(Dataset records)
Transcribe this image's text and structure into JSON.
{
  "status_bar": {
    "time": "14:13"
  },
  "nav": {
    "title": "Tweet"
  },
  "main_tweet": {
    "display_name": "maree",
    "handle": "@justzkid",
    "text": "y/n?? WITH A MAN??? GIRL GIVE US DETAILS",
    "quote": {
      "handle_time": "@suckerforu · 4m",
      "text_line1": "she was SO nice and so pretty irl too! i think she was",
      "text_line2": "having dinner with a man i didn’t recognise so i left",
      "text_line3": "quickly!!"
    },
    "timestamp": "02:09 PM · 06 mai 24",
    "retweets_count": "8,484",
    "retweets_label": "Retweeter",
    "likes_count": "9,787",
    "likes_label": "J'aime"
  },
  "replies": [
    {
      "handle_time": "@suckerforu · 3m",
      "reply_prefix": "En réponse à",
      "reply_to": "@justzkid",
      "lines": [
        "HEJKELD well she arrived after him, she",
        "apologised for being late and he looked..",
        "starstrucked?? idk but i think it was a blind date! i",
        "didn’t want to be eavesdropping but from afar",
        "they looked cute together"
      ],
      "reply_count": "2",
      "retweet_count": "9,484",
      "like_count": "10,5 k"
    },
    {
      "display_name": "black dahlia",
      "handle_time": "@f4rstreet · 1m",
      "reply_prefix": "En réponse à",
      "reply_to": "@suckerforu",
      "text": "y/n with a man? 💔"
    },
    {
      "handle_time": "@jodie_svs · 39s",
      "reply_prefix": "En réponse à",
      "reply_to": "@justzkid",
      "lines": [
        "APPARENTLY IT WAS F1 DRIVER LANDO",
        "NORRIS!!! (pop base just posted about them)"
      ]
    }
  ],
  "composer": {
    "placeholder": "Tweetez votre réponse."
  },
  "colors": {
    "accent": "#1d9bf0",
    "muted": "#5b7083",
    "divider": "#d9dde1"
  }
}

=== Set task ===
Set down each entry again, unchanged.

=== Exercise output ===
Transcribe this image's text and structure into JSON.
{
  "status_bar": {
    "time": "14:13"
  },
  "nav": {
    "title": "Tweet"
  },
  "main_tweet": {
    "display_name": "maree",
    "handle": "@justzkid",
    "text": "y/n?? WITH A MAN??? GIRL GIVE US DETAILS",
    "quote": {
      "handle_time": "@suckerforu · 4m",
      "text_line1": "she was SO nice and so pretty irl too! i think she was",
      "text_line2": "having dinner with a man i didn’t recognise so i left",
      "text_line3": "quickly!!"
    },
    "timestamp": "02:09 PM · 06 mai 24",
    "retweets_count": "8,484",
    "retweets_label": "Retweeter",
    "likes_count": "9,787",
    "likes_label": "J'aime"
  },
  "replies": [
    {
      "handle_time": "@suckerforu · 3m",
      "reply_prefix": "En réponse à",
      "reply_to": "@justzkid",
      "lines": [
        "HEJKELD well she arrived after him, she",
        "apologised for being late and he looked..",
        "starstrucked?? idk but i think it was a blind date! i",
        "didn’t want to be eavesdropping but from afar",
        "they looked cute together"
      ],
      "reply_count": "2",
      "retweet_count": "9,484",
      "like_count": "10,5 k"
    },
    {
      "display_name": "black dahlia",
      "handle_time": "@f4rstreet · 1m",
      "reply_prefix": "En réponse à",
      "reply_to": "@suckerforu",
      "text": "y/n with a man? 💔"
    },
    {
      "handle_time": "@jodie_svs · 39s",
      "reply_prefix": "En réponse à",
      "reply_to": "@justzkid",
      "lines": [
        "APPARENTLY IT WAS F1 DRIVER LANDO",
        "NORRIS!!! (pop base just posted about them)"
      ]
    }
  ],
  "composer": {
    "placeholder": "Tweetez votre réponse."
  },
  "colors": {
    "accent": "#1d9bf0",
    "muted": "#5b7083",
    "divider": "#d9dde1"
  }
}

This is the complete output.